◆ Extrait du texte
------------------------------------

Bien sûr, Rameau n'a pas écrit de Requiem, mais dans l'histoire de la musique, d'autres compositeurs d'opéras ont osé ce grand écart, tel par exemple Verdi au XIXème siècle, dont on sait que le Requiem se voit souvent reprocher qu'il ressemble trop à de l'opéra. Alors, pourquoi ne pas essayer de réaliser l'opération « à l'envers » pour notre Rameau national en proposant, à partir d'extraits savamment choisis, une « reconstitution/création ». La démarche est d'autant plus légitime, qu'à cette époque, sacré et profane se mélangent allègrement comme par exemple chez Haendel dont la différence entre opéra et oratorio est par moment très ténue ou encore la pertinence des représentations théâtrales que l'on réalise, de plus en plus souvent, sur les Passions de Bach. Ou enfin le concert hommage, proposé le 27 septembre 1764 (soit quinze jours après les funérailles de Rameau) à L'Oratoire de la rue Saint Honoré, par pas moins de 180 musiciens de l'Opéra et de la Chapelle Royale, donnant le Requiem de Jean Gilles (1668-1705), réorchestré pour l'occasion, en incluant des extraits de Castor et Pollux ainsi que de Dardanus (enregistré par Skip Sempé et son ensemble Capriccio Stravagante pour le label Paradizio en 2014).
Raphaël Pichon à la tête de son ensemble Pygmalion et Stéphane Degout (basse-taille), se sont attelés à cette reconstitution/création, avec tout le respect dû à Rameau, et nous proposent un ensemble d'une grande cohérence, aussi bien technique que vocale mais également interprétative. On notera que Raphaël Pichon et son ensemble, commencent à imposer dans leurs divers enregistrements une empreinte, une pâte, dans leur façon originale de composer leurs programmes : que l'on se rappelle de Stravaganza d’Amore ! (lire la chronique de notre confrère Michel Boesch), ou encore des Filles du Rhin (tous chez Harmonia Mundi).
Les airs choisis dans ce CD proviennent de tragédies de Rameau (Zoroastre, Dardanus, Hippolyte et Aricie, Les Boréades, Les surprises de l'Amour), Gluck (Armide, Iphigénie en Tauride, Orphée et Euridice), mais également de Rébel (Le chaos des Eléments) et du même compositeur dont le nom reste inconnu, qui a arrangé Castor et Pollux pour l'inclure dans le Requiem de Gilles. Tous ces airs sont organisés en un « pseudo Requiem » : Introït, Kyrie, Graduel, Séquence, Offertoire, , pour un total de 23 numéros, dont seulement 7 sont exclusivement instrumentaux.

------------------------------------

◆ Données fournies
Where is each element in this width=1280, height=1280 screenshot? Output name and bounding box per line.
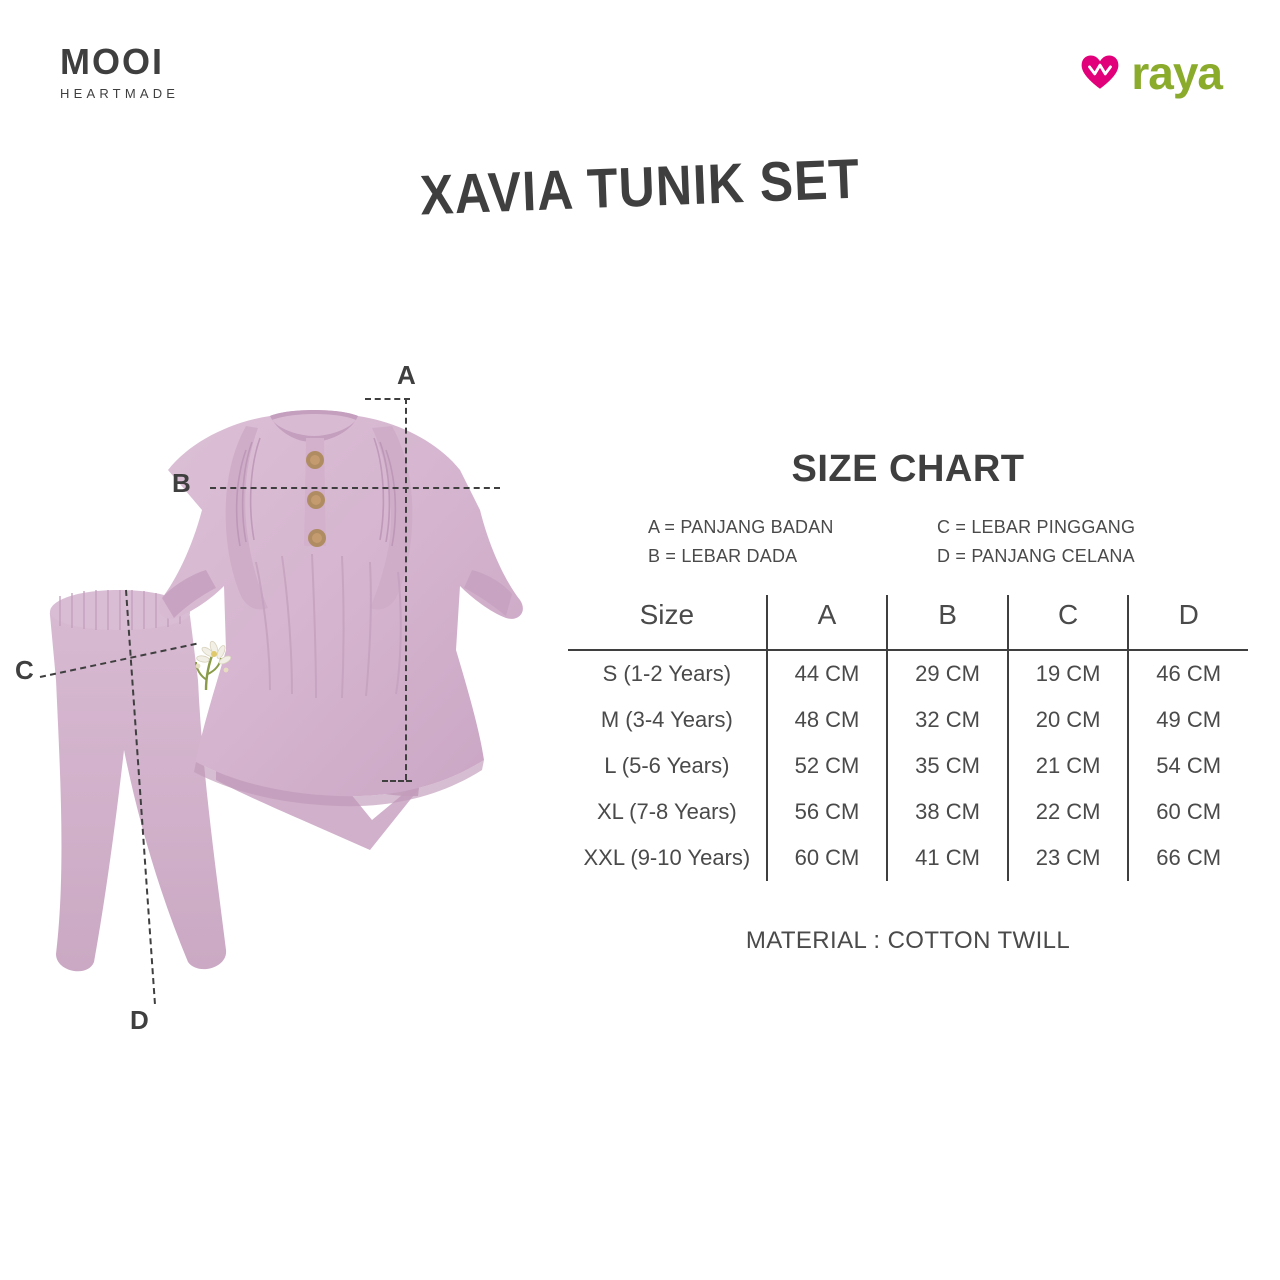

------------------------------------

◆ Consignes de travail
[1] Recopiez fidèlement le passage de l'extrait du texte qui s'ouvre sur les mots contenant "Les airs choisis" et se clôt sur "sont exclusivement instrumentaux.".
[2] Selon l'extrait du texte, combien de musiciens ont donné le concert hommage du 27 septembre 1764 ?
[3] D'après l'extrait du texte, de quelles œuvres de Gluck proviennent les airs choisis pour ce CD ? Donnez-les toutes.

◆ Réponses
[1]
Les airs choisis dans ce CD proviennent de tragédies de Rameau (Zoroastre, Dardanus, Hippolyte et Aricie, Les Boréades, Les surprises de l'Amour), Gluck (Armide, Iphigénie en Tauride, Orphée et Euridice), mais également de Rébel (Le chaos des Eléments) et du même compositeur dont le nom reste inconnu, qui a arrangé Castor et Pollux pour l'inclure dans le Requiem de Gilles. Tous ces airs sont organisés en un « pseudo Requiem » : Introït, Kyrie, Graduel, Séquence, Offertoire, , pour un total de 23 numéros, dont seulement 7 sont exclusivement instrumentaux.

[2] 180 musiciens de l'Opéra et de la Chapelle Royale.

[3] Armide, Iphigénie en Tauride, Orphée et Euridice